**Task input:**
>> begin

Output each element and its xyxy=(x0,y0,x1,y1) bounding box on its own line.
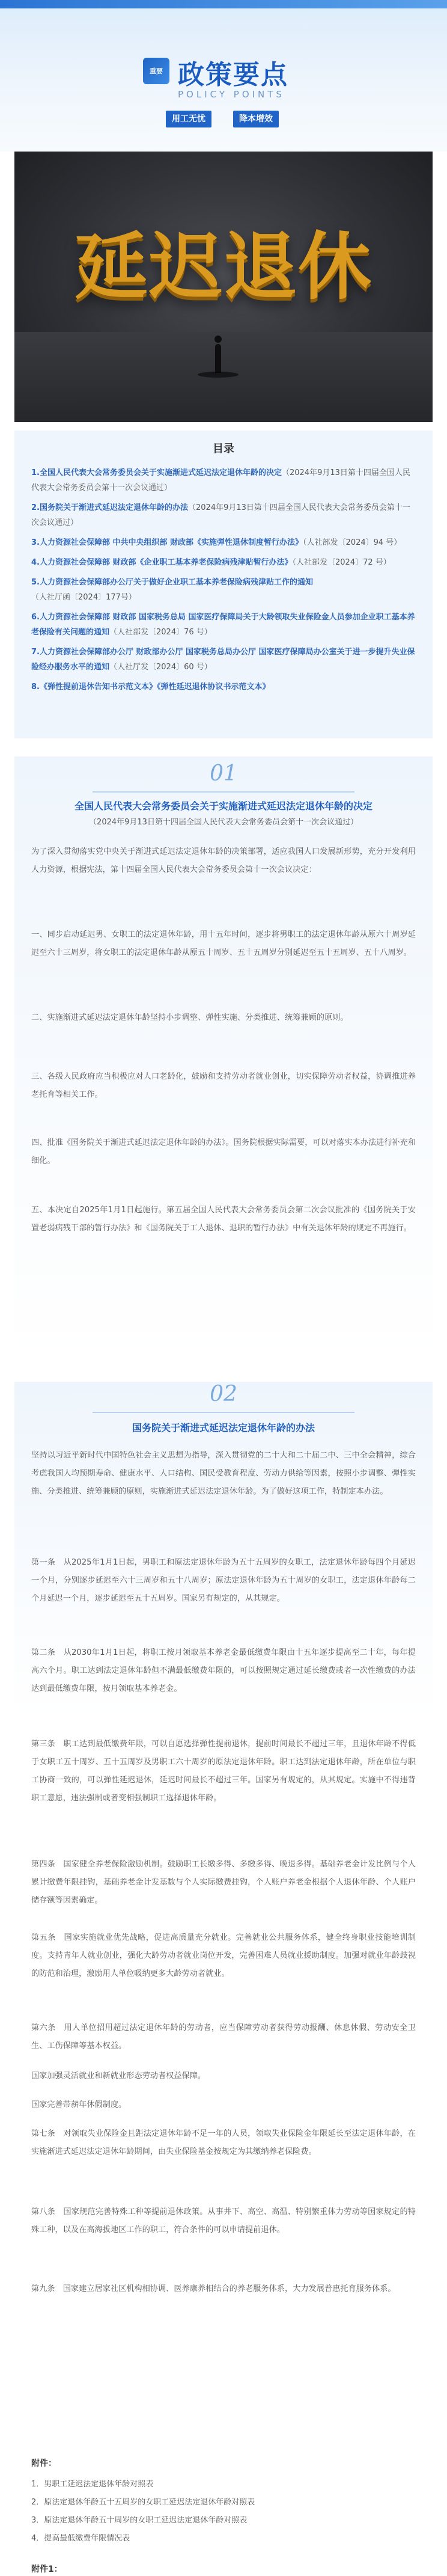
appendix xyxy=(14,2351,433,2550)
tag-badge-1: 用工无忧 xyxy=(166,111,211,127)
appendix-tail-heading: 附件1： xyxy=(31,2565,62,2574)
directory-item[interactable]: 7.人力资源社会保障部办公厅 财政部办公厅 国家税务总局办公厅 国家医疗保障局办公室关于进一步提升失业保险经办服务水平的通知（人社厅发〔2024〕60 号） xyxy=(31,648,415,672)
directory-link[interactable]: 人力资源社会保障部 中共中央组织部 财政部《实施弹性退休制度暂行办法》 xyxy=(39,538,303,547)
section-divider xyxy=(93,791,354,793)
directory-item[interactable]: 6.人力资源社会保障部 财政部 国家税务总局 国家医疗保障局关于大龄领取失业保险金人员参加企业职工基本养老保险有关问题的通知（人社部发〔2024〕76 号） xyxy=(31,613,415,637)
section-number: 02 xyxy=(210,1382,237,1406)
appendix-heading: 附件： xyxy=(31,2459,56,2468)
directory-list xyxy=(31,465,416,699)
appendix-item[interactable]: 4．提高最低缴费年限情况表 xyxy=(31,2534,130,2543)
appendix-item[interactable]: 3．原法定退休年龄五十周岁的女职工延迟法定退休年龄对照表 xyxy=(31,2516,248,2525)
logo-badge-icon: 重要 xyxy=(143,58,169,84)
directory-link[interactable]: 国务院关于渐进式延迟法定退休年龄的办法 xyxy=(39,503,188,512)
section-divider xyxy=(93,1412,354,1413)
section-paragraph: 坚持以习近平新时代中国特色社会主义思想为指导，深入贯彻党的二十大和二十届二中、三中全会精神，综合考虑我国人均预期寿命、健康水平、人口结构、国民受教育程度、劳动力供给等因素，按照小步调整、弹性实施、分类推进、统筹兼顾的原则，实施渐进式延迟法定退休年龄。为了做好这项工作，特制定本办法。 xyxy=(31,1451,416,1496)
section-subtitle: （2024年9月13日第十四届全国人民代表大会常务委员会第十一次会议通过） xyxy=(89,818,358,827)
directory-link[interactable]: 人力资源社会保障部 财政部《企业职工基本养老保险病残津贴暂行办法》 xyxy=(39,558,293,567)
top-stripe xyxy=(0,0,447,8)
section-paragraph: 第九条 国家建立居家社区机构相协调、医养康养相结合的养老服务体系，大力发展普惠托育服务体系。 xyxy=(31,2284,396,2293)
section-paragraph: 五、本决定自2025年1月1日起施行。第五届全国人民代表大会常务委员会第二次会议批准的《国务院关于安置老弱病残干部的暂行办法》和《国务院关于工人退休、退职的暂行办法》中有关退休年龄的规定不再施行。 xyxy=(31,1206,416,1233)
section-paragraph: 二、实施渐进式延迟法定退休年龄坚持小步调整、弹性实施、分类推进、统筹兼顾的原则。 xyxy=(31,1013,348,1022)
person-shadow xyxy=(198,372,239,378)
person-head-icon xyxy=(214,336,222,343)
section-title: 全国人民代表大会常务委员会关于实施渐进式延迟法定退休年龄的决定 xyxy=(74,800,372,812)
section-2 xyxy=(14,1382,433,2345)
person-silhouette-icon xyxy=(215,344,221,373)
directory-link[interactable]: 《弹性提前退休告知书示范文本》《弹性延迟退休协议书示范文本》 xyxy=(39,682,270,692)
section-paragraph: 第四条 国家健全养老保险激励机制。鼓励职工长缴多得、多缴多得、晚退多得。基础养老金计发比例与个人累计缴费年限挂钩，基础养老金计发基数与个人实际缴费挂钩，个人账户养老金根据个人退休年龄、个人账户储存额等因素确定。 xyxy=(31,1860,416,1905)
section-paragraph: 第五条 国家实施就业优先战略，促进高质量充分就业。完善就业公共服务体系，健全终身职业技能培训制度。支持青年人就业创业，强化大龄劳动者就业岗位开发，完善困难人员就业援助制度。加强对就业年龄歧视的防范和治理，激励用人单位吸纳更多大龄劳动者就业。 xyxy=(31,1933,416,1978)
page-title: 政策要点 xyxy=(178,60,288,90)
directory-item[interactable]: 1.全国人民代表大会常务委员会关于实施渐进式延迟法定退休年龄的决定（2024年9月13日第十四届全国人民代表大会常务委员会第十一次会议通过） xyxy=(31,468,410,492)
appendix-item[interactable]: 1．男职工延迟法定退休年龄对照表 xyxy=(31,2480,154,2489)
section-number: 01 xyxy=(210,761,237,786)
hero-word: 延迟退休 xyxy=(74,224,372,310)
section-paragraph: 国家完善带薪年休假制度。 xyxy=(31,2100,127,2109)
section-paragraph: 国家加强灵活就业和新就业形态劳动者权益保障。 xyxy=(31,2072,206,2081)
section-1 xyxy=(14,756,433,1358)
section-paragraph: 第一条 从2025年1月1日起，男职工和原法定退休年龄为五十五周岁的女职工，法定退休年龄每四个月延迟一个月，分别逐步延迟至六十三周岁和五十八周岁；原法定退休年龄为五十周岁的女职工，法定退休年龄每二个月延迟一个月，逐步延迟至五十五周岁。国家另有规定的，从其规定。 xyxy=(31,1558,416,1603)
directory-item[interactable]: 3.人力资源社会保障部 中共中央组织部 财政部《实施弹性退休制度暂行办法》（人社部发〔2024〕94 号） xyxy=(31,538,402,547)
directory-link[interactable]: 人力资源社会保障部 财政部 国家税务总局 国家医疗保障局关于大龄领取失业保险金人员参加企业职工基本养老保险有关问题的通知 xyxy=(31,613,415,637)
section-paragraph: 第八条 国家规范完善特殊工种等提前退休政策。从事井下、高空、高温、特别繁重体力劳动等国家规定的特殊工种，以及在高海拔地区工作的职工，符合条件的可以申请提前退休。 xyxy=(31,2207,416,2234)
header-banner xyxy=(0,0,447,152)
section-paragraph: 第三条 职工达到最低缴费年限，可以自愿选择弹性提前退休，提前时间最长不超过三年，且退休年龄不得低于女职工五十周岁、五十五周岁及男职工六十周岁的原法定退休年龄。职工达到法定退休年龄，所在单位与职工协商一致的，可以弹性延迟退休，延迟时间最长不超过三年。国家另有规定的，从其规定。实施中不得违背职工意愿，违法强制或者变相强制职工选择退休年龄。 xyxy=(31,1740,416,1803)
directory-item[interactable]: 8.《弹性提前退休告知书示范文本》《弹性延迟退休协议书示范文本》 xyxy=(31,682,270,692)
directory-box xyxy=(14,431,433,738)
section-paragraph: 四、批准《国务院关于渐进式延迟法定退休年龄的办法》。国务院根据实际需要，可以对落实本办法进行补充和细化。 xyxy=(31,1138,416,1165)
appendix-item[interactable]: 2．原法定退休年龄五十五周岁的女职工延迟法定退休年龄对照表 xyxy=(31,2498,255,2507)
directory-link[interactable]: 人力资源社会保障部办公厅 财政部办公厅 国家税务总局办公厅 国家医疗保障局办公室关于进一步提升失业保险经办服务水平的通知 xyxy=(31,648,415,672)
section-paragraph: 第二条 从2030年1月1日起，将职工按月领取基本养老金最低缴费年限由十五年逐步提高至二十年，每年提高六个月。职工达到法定退休年龄但不满最低缴费年限的，可以按照规定通过延长缴费或者一次性缴费的办法达到最低缴费年限，按月领取基本养老金。 xyxy=(31,1648,416,1693)
directory-item[interactable]: 4.人力资源社会保障部 财政部《企业职工基本养老保险病残津贴暂行办法》（人社部发〔2024〕72 号） xyxy=(31,558,391,567)
directory-title: 目录 xyxy=(213,443,234,455)
section-paragraph: 第六条 用人单位招用超过法定退休年龄的劳动者，应当保障劳动者获得劳动报酬、休息休假、劳动安全卫生、工伤保障等基本权益。 xyxy=(31,2023,416,2050)
section-paragraph: 第七条 对领取失业保险金且距法定退休年龄不足一年的人员，领取失业保险金年限延长至法定退休年龄，在实施渐进式延迟法定退休年龄期间，由失业保险基金按规定为其缴纳养老保险费。 xyxy=(31,2129,416,2156)
page-subtitle: POLICY POINTS xyxy=(178,89,285,100)
section-paragraph: 为了深入贯彻落实党中央关于渐进式延迟法定退休年龄的决策部署，适应我国人口发展新形势，充分开发利用人力资源，根据宪法，第十四届全国人民代表大会常务委员会第十一次会议决定： xyxy=(31,847,416,874)
directory-item[interactable]: 5.人力资源社会保障部办公厅关于做好企业职工基本养老保险病残津贴工作的通知（人社厅函〔2024〕177号） xyxy=(31,578,313,602)
tag-badge-2: 降本增效 xyxy=(233,111,279,127)
directory-link[interactable]: 人力资源社会保障部办公厅关于做好企业职工基本养老保险病残津贴工作的通知 xyxy=(39,578,313,587)
section-paragraph: 一、同步启动延迟男、女职工的法定退休年龄，用十五年时间，逐步将男职工的法定退休年龄从原六十周岁延迟至六十三周岁，将女职工的法定退休年龄从原五十周岁、五十五周岁分别延迟至五十五周岁、五十八周岁。 xyxy=(31,930,416,957)
section-title: 国务院关于渐进式延迟法定退休年龄的办法 xyxy=(132,1422,315,1434)
hero-image xyxy=(14,152,433,422)
directory-item[interactable]: 2.国务院关于渐进式延迟法定退休年龄的办法（2024年9月13日第十四届全国人民代表大会常务委员会第十一次会议通过） xyxy=(31,503,410,527)
directory-link[interactable]: 全国人民代表大会常务委员会关于实施渐进式延迟法定退休年龄的决定 xyxy=(39,468,282,477)
section-paragraph: 三、各级人民政府应当积极应对人口老龄化，鼓励和支持劳动者就业创业，切实保障劳动者权益，协调推进养老托育等相关工作。 xyxy=(31,1072,416,1099)
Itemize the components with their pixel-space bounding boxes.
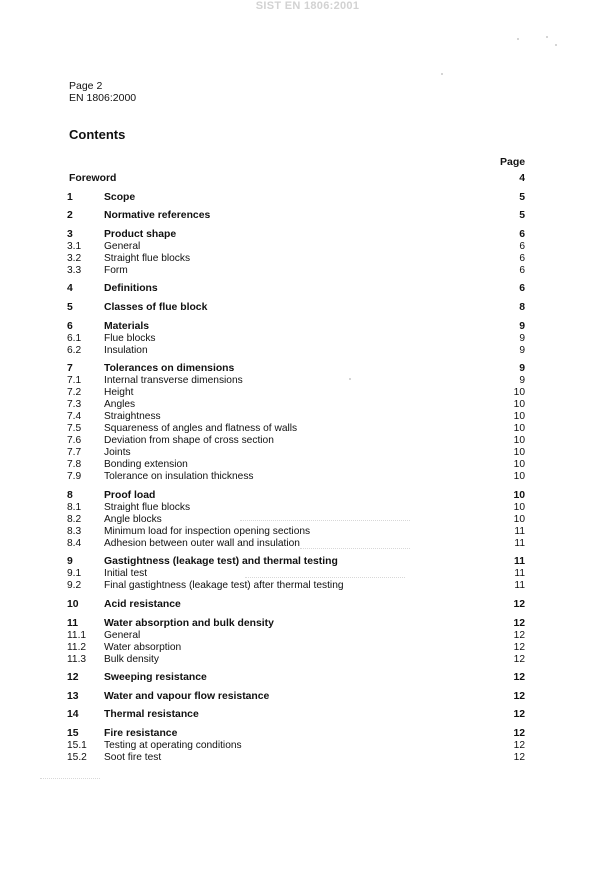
- scan-speck: [546, 36, 548, 38]
- toc-subsection-number: 7.8: [67, 459, 82, 471]
- toc-section-title: Materials: [104, 320, 150, 332]
- toc-section-page-number: 6: [519, 283, 525, 295]
- toc-section-number: 5: [67, 301, 73, 313]
- toc-subsection: [67, 752, 527, 764]
- scan-dotted-noise: [245, 577, 405, 579]
- toc-subsection-title: Internal transverse dimensions: [104, 375, 243, 387]
- toc-subsection-number: 11.2: [67, 641, 87, 653]
- toc-entry: [67, 556, 527, 592]
- toc-section-page-number: 12: [513, 672, 525, 684]
- toc-subsection-title: Soot fire test: [104, 751, 162, 763]
- toc-section-number: 6: [67, 320, 73, 332]
- toc-subsection-title: Adhesion between outer wall and insulation: [104, 537, 300, 549]
- toc-subsection-title: Bonding extension: [104, 459, 188, 471]
- toc-subsection: [67, 654, 527, 666]
- toc-subsection-number: 9.2: [67, 580, 82, 592]
- toc-subsection-title: Joints: [104, 447, 131, 459]
- toc-section-page-number: 5: [519, 210, 525, 222]
- toc-section: [67, 728, 527, 740]
- toc-section: [67, 283, 527, 295]
- toc-subsection-page-number: 11: [514, 537, 525, 549]
- toc-section-title: Definitions: [104, 283, 158, 295]
- toc-section-number: 8: [67, 489, 73, 501]
- toc-entry: [67, 709, 527, 721]
- toc-subsection-number: 7.4: [67, 411, 82, 423]
- toc-subsection-number: 8.3: [67, 525, 82, 537]
- toc-subsection-page-number: 6: [519, 252, 525, 264]
- toc-section: [67, 363, 527, 375]
- toc-section-title: Fire resistance: [104, 727, 178, 739]
- toc-subsection-number: 7.3: [67, 399, 82, 411]
- toc-section-title: Scope: [104, 191, 136, 203]
- toc-subsection-page-number: 12: [513, 641, 525, 653]
- toc-subsection-number: 3.3: [67, 264, 82, 276]
- toc-subsection: [67, 459, 527, 471]
- toc-section-title: Tolerances on dimensions: [104, 363, 235, 375]
- toc-subsection-title: Height: [104, 387, 134, 399]
- toc-section: [67, 599, 527, 611]
- toc-subsection-page-number: 10: [513, 513, 525, 525]
- toc-subsection-title: Testing at operating conditions: [104, 739, 242, 751]
- toc-subsection-page-number: 11: [514, 568, 525, 580]
- toc-subsection-number: 15.1: [67, 739, 87, 751]
- toc-section-title: Water and vapour flow resistance: [104, 690, 270, 702]
- toc-section-title: Thermal resistance: [104, 709, 199, 721]
- toc-subsection: [67, 502, 527, 514]
- scan-dotted-noise: [300, 548, 410, 550]
- toc-subsection-number: 8.4: [67, 537, 82, 549]
- toc-subsection-title: Squareness of angles and flatness of walls: [104, 423, 298, 435]
- toc-foreword: [67, 173, 527, 185]
- toc-entry: [67, 618, 527, 666]
- toc-subsection-number: 9.1: [67, 568, 82, 580]
- toc-subsection: [67, 333, 527, 345]
- toc-section-title: Gastightness (leakage test) and thermal testing: [104, 556, 338, 568]
- toc-subsection-page-number: 12: [513, 629, 525, 641]
- toc-subsection-title: Angles: [104, 399, 136, 411]
- toc-subsection: [67, 447, 527, 459]
- toc-subsection: [67, 740, 527, 752]
- toc-subsection-title: Form: [104, 264, 128, 276]
- toc-entry: [67, 728, 527, 764]
- toc-section-page-number: 12: [513, 690, 525, 702]
- contents-heading: Contents: [69, 127, 126, 142]
- toc-foreword-title: Foreword: [69, 173, 117, 184]
- toc-subsection: [67, 265, 527, 277]
- toc-subsection: [67, 526, 527, 538]
- toc-entry: [67, 363, 527, 483]
- toc-section-number: 11: [67, 617, 78, 629]
- toc-entry: [67, 229, 527, 277]
- toc-section-title: Acid resistance: [104, 598, 181, 610]
- toc-subsection-title: Straightness: [104, 411, 161, 423]
- toc-section-number: 14: [67, 709, 79, 721]
- scan-dotted-noise: [40, 778, 100, 780]
- toc-subsection-page-number: 9: [519, 344, 525, 356]
- toc-subsection-title: Tolerance on insulation thickness: [104, 471, 254, 483]
- toc-section: [67, 229, 527, 241]
- toc-subsection: [67, 399, 527, 411]
- toc-entry: [67, 599, 527, 611]
- toc-section: [67, 490, 527, 502]
- toc-subsection: [67, 345, 527, 357]
- toc-subsection: [67, 423, 527, 435]
- toc-section-title: Classes of flue block: [104, 301, 208, 313]
- toc-section-number: 9: [67, 556, 73, 568]
- toc-subsection-title: Flue blocks: [104, 332, 156, 344]
- toc-section-title: Proof load: [104, 489, 156, 501]
- toc-subsection-page-number: 10: [513, 423, 525, 435]
- toc-section-page-number: 10: [513, 489, 525, 501]
- toc-subsection-number: 7.9: [67, 471, 82, 483]
- toc-section: [67, 618, 527, 630]
- toc-subsection-title: Minimum load for inspection opening sections: [104, 525, 311, 537]
- toc-entry: [67, 302, 527, 314]
- toc-section-page-number: 12: [513, 709, 525, 721]
- toc-subsection-number: 3.2: [67, 252, 82, 264]
- toc-subsection-title: General: [104, 629, 141, 641]
- toc-subsection: [67, 471, 527, 483]
- toc-section-number: 3: [67, 228, 73, 240]
- toc-section-number: 7: [67, 363, 73, 375]
- scan-speck: [555, 44, 557, 46]
- scan-speck: [441, 73, 443, 75]
- toc-section-number: 2: [67, 210, 73, 222]
- toc-subsection-page-number: 6: [519, 240, 525, 252]
- toc-subsection-page-number: 12: [513, 653, 525, 665]
- toc-subsection-page-number: 10: [513, 501, 525, 513]
- toc-section-page-number: 9: [519, 363, 525, 375]
- toc-subsection-page-number: 10: [513, 411, 525, 423]
- toc-section-title: Water absorption and bulk density: [104, 617, 274, 629]
- toc-subsection: [67, 241, 527, 253]
- toc-subsection: [67, 642, 527, 654]
- toc-subsection-title: Straight flue blocks: [104, 252, 191, 264]
- toc-subsection-page-number: 12: [513, 751, 525, 763]
- toc-subsection-title: Angle blocks: [104, 513, 162, 525]
- toc-subsection: [67, 387, 527, 399]
- scan-dotted-noise: [240, 520, 410, 522]
- toc-subsection-number: 7.2: [67, 387, 82, 399]
- page-column-label: Page: [500, 156, 526, 168]
- toc-section-number: 15: [67, 727, 79, 739]
- toc-subsection: [67, 580, 527, 592]
- toc-subsection-page-number: 10: [513, 471, 525, 483]
- toc-subsection-number: 11.1: [67, 629, 87, 641]
- toc-section-page-number: 5: [519, 191, 525, 203]
- toc-subsection-title: Straight flue blocks: [104, 501, 191, 513]
- toc-subsection-number: 11.3: [67, 653, 87, 665]
- toc-section-number: 1: [67, 191, 73, 203]
- toc-section: [67, 210, 527, 222]
- toc-entry: [67, 173, 527, 185]
- toc-section-number: 10: [67, 598, 79, 610]
- toc-entry: [67, 672, 527, 684]
- table-of-contents: [67, 173, 527, 764]
- toc-section-title: Sweeping resistance: [104, 672, 207, 684]
- toc-section: [67, 672, 527, 684]
- toc-subsection: [67, 538, 527, 550]
- toc-section: [67, 302, 527, 314]
- toc-section-number: 13: [67, 690, 79, 702]
- toc-subsection-number: 6.2: [67, 344, 82, 356]
- toc-section-page-number: 12: [513, 727, 525, 739]
- toc-subsection-page-number: 9: [519, 332, 525, 344]
- toc-entry: [67, 283, 527, 295]
- toc-subsection-number: 7.1: [67, 375, 82, 387]
- toc-section-page-number: 12: [513, 598, 525, 610]
- toc-entry: [67, 691, 527, 703]
- toc-foreword-page-number: 4: [519, 173, 525, 184]
- toc-section: [67, 192, 527, 204]
- page-number-label: Page 2: [69, 80, 103, 92]
- toc-subsection-number: 7.7: [67, 447, 82, 459]
- toc-section-page-number: 8: [519, 301, 525, 313]
- toc-subsection-page-number: 11: [514, 525, 525, 537]
- toc-subsection-page-number: 10: [513, 387, 525, 399]
- toc-subsection-title: General: [104, 240, 141, 252]
- toc-subsection-page-number: 9: [519, 375, 525, 387]
- toc-section: [67, 691, 527, 703]
- toc-subsection: [67, 435, 527, 447]
- toc-subsection: [67, 253, 527, 265]
- toc-section-title: Product shape: [104, 228, 177, 240]
- toc-subsection-page-number: 6: [519, 264, 525, 276]
- toc-subsection-page-number: 10: [513, 447, 525, 459]
- watermark: SIST EN 1806:2001: [255, 0, 360, 12]
- toc-subsection-page-number: 10: [513, 399, 525, 411]
- toc-subsection-title: Final gastightness (leakage test) after thermal testing: [104, 580, 344, 592]
- toc-subsection: [67, 630, 527, 642]
- page-header: [69, 80, 136, 104]
- toc-section-page-number: 9: [519, 320, 525, 332]
- toc-subsection-number: 8.1: [67, 501, 82, 513]
- toc-section-title: Normative references: [104, 210, 211, 222]
- toc-subsection: [67, 375, 527, 387]
- toc-subsection-number: 7.6: [67, 435, 82, 447]
- toc-subsection-number: 15.2: [67, 751, 87, 763]
- toc-subsection-title: Bulk density: [104, 653, 159, 665]
- toc-section-page-number: 6: [519, 228, 525, 240]
- toc-subsection-number: 3.1: [67, 240, 82, 252]
- toc-subsection-title: Water absorption: [104, 641, 182, 653]
- toc-subsection-page-number: 11: [514, 580, 525, 592]
- toc-entry: [67, 210, 527, 222]
- toc-subsection-number: 8.2: [67, 513, 82, 525]
- scan-speck: [517, 38, 519, 40]
- toc-section-number: 12: [67, 672, 79, 684]
- toc-subsection-page-number: 12: [513, 739, 525, 751]
- toc-subsection-title: Deviation from shape of cross section: [104, 435, 274, 447]
- document-id: EN 1806:2000: [69, 92, 137, 104]
- toc-section: [67, 556, 527, 568]
- toc-section: [67, 709, 527, 721]
- toc-section: [67, 321, 527, 333]
- toc-subsection-page-number: 10: [513, 435, 525, 447]
- toc-section-number: 4: [67, 283, 73, 295]
- toc-subsection-page-number: 10: [513, 459, 525, 471]
- toc-section-page-number: 12: [513, 617, 525, 629]
- toc-subsection-number: 7.5: [67, 423, 82, 435]
- toc-subsection-title: Initial test: [104, 568, 148, 580]
- toc-subsection-title: Insulation: [104, 344, 148, 356]
- toc-entry: [67, 321, 527, 357]
- scan-speck: [349, 378, 351, 380]
- toc-entry: [67, 192, 527, 204]
- toc-subsection: [67, 411, 527, 423]
- toc-section-page-number: 11: [514, 556, 525, 568]
- toc-subsection-number: 6.1: [67, 332, 82, 344]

>> end

Please update the records from the line with "- scan-speck: [546, 36, 548, 38]" to the line with "- toc-subsection-title: Internal", replacing "Materials" with "Construction materials" and leaving everything else unchanged.

**Exercise output:**
- scan-speck: [546, 36, 548, 38]
- toc-subsection-number: 7.8: [67, 459, 82, 471]
- toc-section-title: Construction materials: [104, 320, 150, 332]
- toc-section-page-number: 6: [519, 283, 525, 295]
- toc-section-number: 5: [67, 301, 73, 313]
- toc-subsection: [67, 752, 527, 764]
- scan-dotted-noise: [245, 577, 405, 579]
- toc-subsection-title: Internal transverse dimensions: [104, 375, 243, 387]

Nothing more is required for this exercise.